• _Spatial layout data_
==============================

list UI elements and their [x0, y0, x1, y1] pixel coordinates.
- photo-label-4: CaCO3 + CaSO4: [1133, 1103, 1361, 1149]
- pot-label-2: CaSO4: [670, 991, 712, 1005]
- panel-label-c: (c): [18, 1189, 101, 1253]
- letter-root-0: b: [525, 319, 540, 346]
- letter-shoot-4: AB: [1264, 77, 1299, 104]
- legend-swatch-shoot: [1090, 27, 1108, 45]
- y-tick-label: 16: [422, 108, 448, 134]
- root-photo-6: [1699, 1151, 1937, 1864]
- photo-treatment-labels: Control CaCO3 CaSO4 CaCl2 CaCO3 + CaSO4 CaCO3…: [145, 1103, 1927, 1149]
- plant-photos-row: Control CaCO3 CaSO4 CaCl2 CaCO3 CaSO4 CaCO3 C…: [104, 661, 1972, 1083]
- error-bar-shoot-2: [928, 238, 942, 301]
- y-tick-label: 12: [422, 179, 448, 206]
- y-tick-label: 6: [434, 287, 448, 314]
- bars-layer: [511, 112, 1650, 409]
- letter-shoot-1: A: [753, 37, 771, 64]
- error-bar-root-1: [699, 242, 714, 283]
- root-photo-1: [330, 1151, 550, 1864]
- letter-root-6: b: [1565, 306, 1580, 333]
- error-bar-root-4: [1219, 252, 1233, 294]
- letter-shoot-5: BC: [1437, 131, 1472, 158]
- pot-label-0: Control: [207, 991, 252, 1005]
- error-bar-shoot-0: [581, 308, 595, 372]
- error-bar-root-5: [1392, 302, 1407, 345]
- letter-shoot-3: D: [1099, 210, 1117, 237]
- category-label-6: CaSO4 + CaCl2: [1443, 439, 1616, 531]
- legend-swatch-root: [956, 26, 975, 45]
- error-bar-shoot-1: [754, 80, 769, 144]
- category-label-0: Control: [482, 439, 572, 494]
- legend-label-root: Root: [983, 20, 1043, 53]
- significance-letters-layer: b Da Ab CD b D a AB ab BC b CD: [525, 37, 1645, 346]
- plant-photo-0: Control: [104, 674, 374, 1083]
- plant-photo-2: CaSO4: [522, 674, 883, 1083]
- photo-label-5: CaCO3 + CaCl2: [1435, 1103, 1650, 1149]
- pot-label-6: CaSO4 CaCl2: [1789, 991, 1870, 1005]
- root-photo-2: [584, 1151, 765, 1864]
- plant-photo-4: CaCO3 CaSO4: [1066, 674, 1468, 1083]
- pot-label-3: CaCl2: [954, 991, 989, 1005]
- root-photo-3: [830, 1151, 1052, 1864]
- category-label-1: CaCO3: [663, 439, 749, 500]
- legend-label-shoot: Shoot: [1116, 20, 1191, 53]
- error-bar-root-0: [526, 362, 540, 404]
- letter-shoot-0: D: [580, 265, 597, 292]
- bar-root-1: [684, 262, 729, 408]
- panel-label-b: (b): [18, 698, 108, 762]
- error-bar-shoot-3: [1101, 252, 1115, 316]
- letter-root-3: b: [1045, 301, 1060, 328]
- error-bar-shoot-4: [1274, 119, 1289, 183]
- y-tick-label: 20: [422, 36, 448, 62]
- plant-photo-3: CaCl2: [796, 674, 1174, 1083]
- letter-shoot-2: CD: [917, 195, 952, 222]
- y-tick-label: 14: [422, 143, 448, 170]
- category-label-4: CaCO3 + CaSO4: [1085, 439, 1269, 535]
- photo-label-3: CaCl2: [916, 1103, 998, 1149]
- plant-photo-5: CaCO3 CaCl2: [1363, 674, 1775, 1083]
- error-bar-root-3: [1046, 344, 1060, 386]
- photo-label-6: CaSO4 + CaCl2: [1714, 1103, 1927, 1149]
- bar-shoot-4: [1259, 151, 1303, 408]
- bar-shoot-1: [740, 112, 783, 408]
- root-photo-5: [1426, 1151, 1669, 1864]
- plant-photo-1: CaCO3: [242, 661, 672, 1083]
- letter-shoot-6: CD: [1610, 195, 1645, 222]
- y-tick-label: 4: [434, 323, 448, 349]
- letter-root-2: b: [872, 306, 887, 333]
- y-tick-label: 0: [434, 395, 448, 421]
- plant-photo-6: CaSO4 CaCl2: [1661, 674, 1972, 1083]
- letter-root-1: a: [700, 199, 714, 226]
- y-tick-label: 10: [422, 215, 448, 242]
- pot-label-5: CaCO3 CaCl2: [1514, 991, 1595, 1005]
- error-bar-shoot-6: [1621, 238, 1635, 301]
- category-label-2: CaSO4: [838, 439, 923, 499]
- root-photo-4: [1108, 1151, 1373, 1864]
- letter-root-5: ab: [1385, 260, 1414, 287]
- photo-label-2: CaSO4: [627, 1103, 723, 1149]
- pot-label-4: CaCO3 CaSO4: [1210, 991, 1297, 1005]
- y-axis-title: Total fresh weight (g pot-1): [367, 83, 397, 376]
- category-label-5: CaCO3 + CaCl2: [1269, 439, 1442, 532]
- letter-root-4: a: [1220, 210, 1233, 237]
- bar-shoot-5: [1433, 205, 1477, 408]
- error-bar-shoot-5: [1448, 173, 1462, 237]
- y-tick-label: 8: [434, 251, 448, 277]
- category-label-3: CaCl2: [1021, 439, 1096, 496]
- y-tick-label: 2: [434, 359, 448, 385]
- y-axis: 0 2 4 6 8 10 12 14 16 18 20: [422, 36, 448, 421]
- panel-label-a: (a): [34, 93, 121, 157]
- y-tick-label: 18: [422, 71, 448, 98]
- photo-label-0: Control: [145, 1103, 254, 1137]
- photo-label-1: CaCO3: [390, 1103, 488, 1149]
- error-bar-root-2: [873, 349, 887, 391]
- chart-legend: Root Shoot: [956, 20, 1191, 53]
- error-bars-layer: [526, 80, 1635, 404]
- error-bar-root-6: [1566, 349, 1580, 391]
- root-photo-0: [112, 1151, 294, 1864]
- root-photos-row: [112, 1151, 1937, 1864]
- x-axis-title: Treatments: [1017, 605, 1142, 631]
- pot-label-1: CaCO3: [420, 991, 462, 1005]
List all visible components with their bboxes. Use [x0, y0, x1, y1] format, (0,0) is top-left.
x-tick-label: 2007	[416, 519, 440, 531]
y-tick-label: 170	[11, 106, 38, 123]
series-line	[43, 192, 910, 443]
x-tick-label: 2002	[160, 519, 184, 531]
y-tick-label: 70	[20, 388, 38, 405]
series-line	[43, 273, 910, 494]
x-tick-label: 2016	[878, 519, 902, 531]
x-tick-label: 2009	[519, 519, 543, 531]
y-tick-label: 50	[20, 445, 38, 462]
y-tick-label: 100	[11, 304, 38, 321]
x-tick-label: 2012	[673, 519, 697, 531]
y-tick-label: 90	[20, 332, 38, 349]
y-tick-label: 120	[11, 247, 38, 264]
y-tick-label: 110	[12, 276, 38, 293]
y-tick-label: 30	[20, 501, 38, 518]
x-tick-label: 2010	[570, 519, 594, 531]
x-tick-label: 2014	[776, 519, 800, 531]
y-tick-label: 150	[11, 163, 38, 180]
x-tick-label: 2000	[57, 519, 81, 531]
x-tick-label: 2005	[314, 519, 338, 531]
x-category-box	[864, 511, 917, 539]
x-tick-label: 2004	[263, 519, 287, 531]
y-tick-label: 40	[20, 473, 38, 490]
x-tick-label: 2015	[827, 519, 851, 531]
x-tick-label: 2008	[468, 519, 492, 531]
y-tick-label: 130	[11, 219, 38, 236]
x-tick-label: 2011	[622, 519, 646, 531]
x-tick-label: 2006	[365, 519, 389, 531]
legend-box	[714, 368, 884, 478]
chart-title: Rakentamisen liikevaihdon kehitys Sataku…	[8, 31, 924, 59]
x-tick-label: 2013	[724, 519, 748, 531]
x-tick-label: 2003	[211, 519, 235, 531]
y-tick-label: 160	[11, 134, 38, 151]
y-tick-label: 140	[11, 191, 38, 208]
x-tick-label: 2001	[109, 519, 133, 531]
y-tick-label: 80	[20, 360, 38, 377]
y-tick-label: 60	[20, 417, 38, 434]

==============================

• _The request_
Write out, word for word, every line from the start of the records through the line containing "- error-bar-shoot-2: [928, 238, 942, 301]", and stop after that line.

• _Answer to the task_
list UI elements and their [x0, y0, x1, y1] pixel coordinates.
- photo-label-4: CaCO3 + CaSO4: [1133, 1103, 1361, 1149]
- pot-label-2: CaSO4: [670, 991, 712, 1005]
- panel-label-c: (c): [18, 1189, 101, 1253]
- letter-root-0: b: [525, 319, 540, 346]
- letter-shoot-4: AB: [1264, 77, 1299, 104]
- legend-swatch-shoot: [1090, 27, 1108, 45]
- y-tick-label: 16: [422, 108, 448, 134]
- root-photo-6: [1699, 1151, 1937, 1864]
- photo-treatment-labels: Control CaCO3 CaSO4 CaCl2 CaCO3 + CaSO4 CaCO3…: [145, 1103, 1927, 1149]
- plant-photos-row: Control CaCO3 CaSO4 CaCl2 CaCO3 CaSO4 CaCO3 C…: [104, 661, 1972, 1083]
- error-bar-shoot-2: [928, 238, 942, 301]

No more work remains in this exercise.